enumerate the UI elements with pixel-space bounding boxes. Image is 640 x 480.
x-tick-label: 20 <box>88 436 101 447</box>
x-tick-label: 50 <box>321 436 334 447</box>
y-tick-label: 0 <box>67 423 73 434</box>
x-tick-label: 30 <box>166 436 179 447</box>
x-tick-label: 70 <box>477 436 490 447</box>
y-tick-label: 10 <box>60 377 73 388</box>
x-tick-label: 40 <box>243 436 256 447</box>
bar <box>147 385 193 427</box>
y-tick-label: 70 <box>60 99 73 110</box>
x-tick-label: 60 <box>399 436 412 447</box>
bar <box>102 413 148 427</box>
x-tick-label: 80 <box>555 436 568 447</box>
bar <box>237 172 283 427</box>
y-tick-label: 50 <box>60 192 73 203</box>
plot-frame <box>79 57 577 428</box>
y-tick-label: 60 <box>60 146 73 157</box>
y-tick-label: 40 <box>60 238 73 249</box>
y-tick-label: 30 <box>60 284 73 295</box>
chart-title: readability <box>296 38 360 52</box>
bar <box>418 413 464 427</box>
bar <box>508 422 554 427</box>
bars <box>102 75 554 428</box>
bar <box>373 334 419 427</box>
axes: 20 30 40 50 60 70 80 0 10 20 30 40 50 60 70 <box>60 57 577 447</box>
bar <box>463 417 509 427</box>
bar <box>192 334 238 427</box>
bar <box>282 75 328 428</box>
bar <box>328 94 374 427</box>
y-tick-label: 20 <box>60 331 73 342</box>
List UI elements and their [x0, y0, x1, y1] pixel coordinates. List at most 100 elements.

◇ ◇ ◇ ◇ ◇

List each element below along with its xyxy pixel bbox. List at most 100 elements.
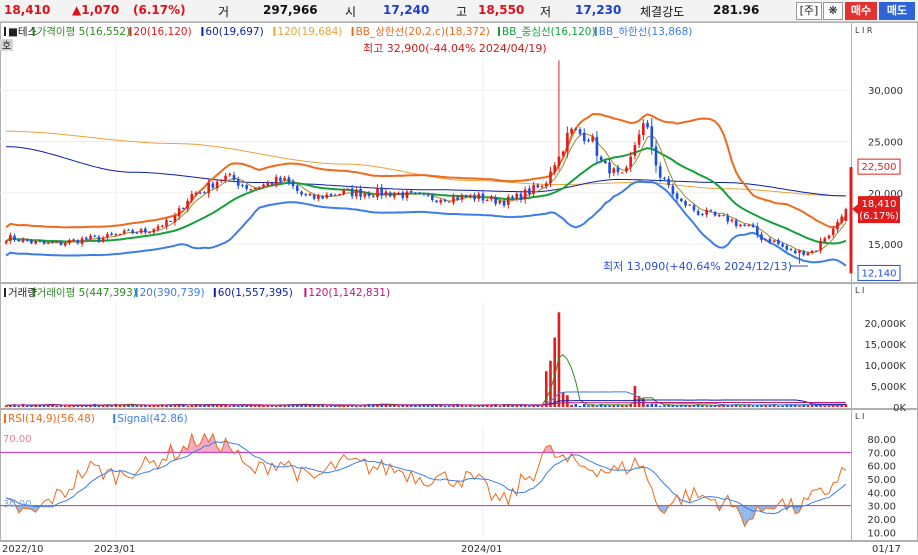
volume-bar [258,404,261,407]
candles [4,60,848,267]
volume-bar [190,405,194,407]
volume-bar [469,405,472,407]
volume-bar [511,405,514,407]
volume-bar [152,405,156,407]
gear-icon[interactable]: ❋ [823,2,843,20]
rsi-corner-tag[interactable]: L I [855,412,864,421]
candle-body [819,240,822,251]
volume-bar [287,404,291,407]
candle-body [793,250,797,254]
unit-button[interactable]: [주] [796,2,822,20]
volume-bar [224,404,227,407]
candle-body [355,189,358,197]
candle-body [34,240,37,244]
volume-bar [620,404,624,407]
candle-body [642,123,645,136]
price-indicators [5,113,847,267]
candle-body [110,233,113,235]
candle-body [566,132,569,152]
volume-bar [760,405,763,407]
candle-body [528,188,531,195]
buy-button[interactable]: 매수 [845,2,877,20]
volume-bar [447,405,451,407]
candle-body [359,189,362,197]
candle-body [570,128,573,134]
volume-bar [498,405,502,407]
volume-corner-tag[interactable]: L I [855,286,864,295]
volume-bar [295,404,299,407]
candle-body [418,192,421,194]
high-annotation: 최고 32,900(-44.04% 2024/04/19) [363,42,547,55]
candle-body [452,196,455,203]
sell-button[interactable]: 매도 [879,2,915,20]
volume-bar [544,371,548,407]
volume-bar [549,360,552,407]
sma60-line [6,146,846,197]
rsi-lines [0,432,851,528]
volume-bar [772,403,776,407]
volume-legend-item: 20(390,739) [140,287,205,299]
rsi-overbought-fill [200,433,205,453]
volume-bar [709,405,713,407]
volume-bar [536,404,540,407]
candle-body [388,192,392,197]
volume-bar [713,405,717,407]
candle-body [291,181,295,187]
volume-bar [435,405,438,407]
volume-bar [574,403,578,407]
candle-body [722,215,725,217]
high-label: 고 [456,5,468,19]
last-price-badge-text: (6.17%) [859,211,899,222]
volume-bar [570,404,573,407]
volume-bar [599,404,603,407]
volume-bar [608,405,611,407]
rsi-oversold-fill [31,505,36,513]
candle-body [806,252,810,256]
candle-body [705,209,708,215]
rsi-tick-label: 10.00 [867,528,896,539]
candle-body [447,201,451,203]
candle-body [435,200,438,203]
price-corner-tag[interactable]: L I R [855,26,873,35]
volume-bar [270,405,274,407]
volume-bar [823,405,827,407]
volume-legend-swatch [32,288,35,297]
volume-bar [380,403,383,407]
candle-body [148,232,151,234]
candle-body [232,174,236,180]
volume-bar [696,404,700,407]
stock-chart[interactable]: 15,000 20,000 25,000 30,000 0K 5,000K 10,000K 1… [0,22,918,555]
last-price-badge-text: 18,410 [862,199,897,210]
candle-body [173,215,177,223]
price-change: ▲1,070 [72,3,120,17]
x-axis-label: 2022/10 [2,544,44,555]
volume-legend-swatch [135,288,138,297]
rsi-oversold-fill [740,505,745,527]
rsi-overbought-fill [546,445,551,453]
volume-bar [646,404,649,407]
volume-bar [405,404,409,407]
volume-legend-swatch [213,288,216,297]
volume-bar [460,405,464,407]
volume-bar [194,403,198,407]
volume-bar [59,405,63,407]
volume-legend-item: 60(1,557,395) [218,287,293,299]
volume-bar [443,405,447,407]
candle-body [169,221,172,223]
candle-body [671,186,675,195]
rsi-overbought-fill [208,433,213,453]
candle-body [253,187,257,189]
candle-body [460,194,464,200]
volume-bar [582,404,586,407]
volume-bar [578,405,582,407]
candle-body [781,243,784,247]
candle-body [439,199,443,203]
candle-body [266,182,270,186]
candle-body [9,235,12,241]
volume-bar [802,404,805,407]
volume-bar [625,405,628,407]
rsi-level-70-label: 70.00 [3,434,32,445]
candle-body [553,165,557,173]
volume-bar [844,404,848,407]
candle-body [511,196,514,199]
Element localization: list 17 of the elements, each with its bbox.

◇ ◇ ◇ ◇ ◇

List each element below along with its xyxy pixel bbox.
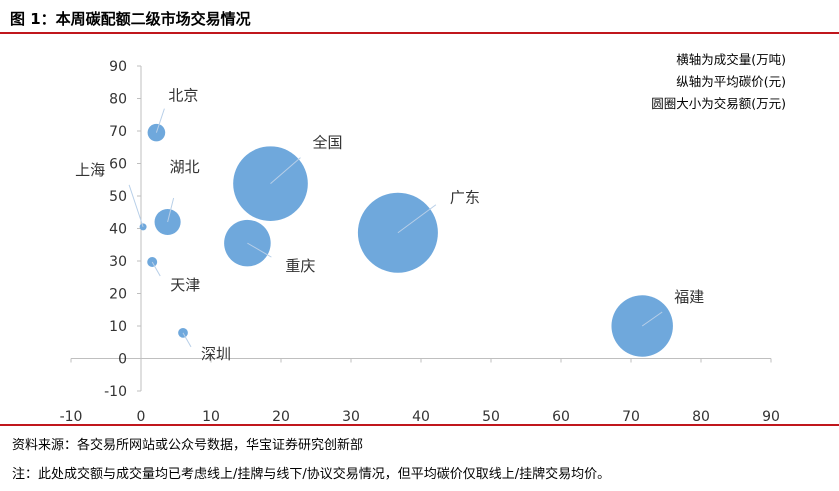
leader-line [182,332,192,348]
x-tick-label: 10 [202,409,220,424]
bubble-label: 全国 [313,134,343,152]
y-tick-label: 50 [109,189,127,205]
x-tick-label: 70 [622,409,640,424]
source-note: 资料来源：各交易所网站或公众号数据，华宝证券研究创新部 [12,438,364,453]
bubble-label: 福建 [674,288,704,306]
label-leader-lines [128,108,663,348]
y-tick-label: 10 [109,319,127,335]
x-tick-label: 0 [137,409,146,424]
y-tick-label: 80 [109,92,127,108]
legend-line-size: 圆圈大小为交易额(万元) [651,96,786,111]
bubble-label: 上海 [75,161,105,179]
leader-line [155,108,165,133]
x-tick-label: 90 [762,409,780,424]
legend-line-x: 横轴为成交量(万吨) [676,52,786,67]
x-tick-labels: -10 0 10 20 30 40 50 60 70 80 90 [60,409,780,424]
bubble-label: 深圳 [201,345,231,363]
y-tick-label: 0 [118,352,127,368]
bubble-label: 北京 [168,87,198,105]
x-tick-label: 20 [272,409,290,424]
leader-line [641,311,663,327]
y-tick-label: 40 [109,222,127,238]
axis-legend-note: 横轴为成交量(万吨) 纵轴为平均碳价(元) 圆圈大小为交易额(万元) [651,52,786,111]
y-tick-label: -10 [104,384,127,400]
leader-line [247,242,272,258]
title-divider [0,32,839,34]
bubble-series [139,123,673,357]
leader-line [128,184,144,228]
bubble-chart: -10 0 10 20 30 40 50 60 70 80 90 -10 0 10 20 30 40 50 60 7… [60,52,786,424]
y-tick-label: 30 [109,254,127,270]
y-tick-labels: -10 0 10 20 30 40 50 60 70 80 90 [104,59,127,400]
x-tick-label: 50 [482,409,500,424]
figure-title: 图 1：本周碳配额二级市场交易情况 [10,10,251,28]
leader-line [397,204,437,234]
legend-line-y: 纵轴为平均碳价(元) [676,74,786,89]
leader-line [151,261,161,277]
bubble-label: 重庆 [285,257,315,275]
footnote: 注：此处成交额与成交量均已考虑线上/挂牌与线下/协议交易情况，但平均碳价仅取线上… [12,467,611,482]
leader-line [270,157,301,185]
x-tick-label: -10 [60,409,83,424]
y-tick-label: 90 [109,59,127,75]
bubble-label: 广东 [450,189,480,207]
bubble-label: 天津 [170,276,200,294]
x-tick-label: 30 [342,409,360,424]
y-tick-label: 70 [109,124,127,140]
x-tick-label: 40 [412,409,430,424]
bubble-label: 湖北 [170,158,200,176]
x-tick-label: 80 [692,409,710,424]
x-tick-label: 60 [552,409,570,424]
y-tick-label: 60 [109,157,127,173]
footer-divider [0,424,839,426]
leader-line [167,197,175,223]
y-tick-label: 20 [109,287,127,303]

◇ ◇ ◇ ◇ ◇

→ **Short exercise**: Convert the listing into a Markdown table with columns Row and Line, starting with the line that contains "enumerate the UI" and going on through the line that contains "y-tick-label: 30 <box>60 284 73 295</box>". Number each row and leave out any blank lines.

→ **Correct response**:
| Row | Line |
|---|---|
| 1 | enumerate the UI elements with pixel-space bounding boxes. Image is 640 x 480. |
| 2 | x-tick-label: 20 <box>88 436 101 447</box> |
| 3 | x-tick-label: 50 <box>321 436 334 447</box> |
| 4 | y-tick-label: 0 <box>67 423 73 434</box> |
| 5 | x-tick-label: 30 <box>166 436 179 447</box> |
| 6 | x-tick-label: 70 <box>477 436 490 447</box> |
| 7 | y-tick-label: 10 <box>60 377 73 388</box> |
| 8 | x-tick-label: 40 <box>243 436 256 447</box> |
| 9 | bar <box>147 385 193 427</box> |
| 10 | y-tick-label: 70 <box>60 99 73 110</box> |
| 11 | x-tick-label: 60 <box>399 436 412 447</box> |
| 12 | bar <box>102 413 148 427</box> |
| 13 | x-tick-label: 80 <box>555 436 568 447</box> |
| 14 | bar <box>237 172 283 427</box> |
| 15 | y-tick-label: 50 <box>60 192 73 203</box> |
| 16 | plot-frame <box>79 57 577 428</box> |
| 17 | y-tick-label: 60 <box>60 146 73 157</box> |
| 18 | y-tick-label: 40 <box>60 238 73 249</box> |
| 19 | y-tick-label: 30 <box>60 284 73 295</box> |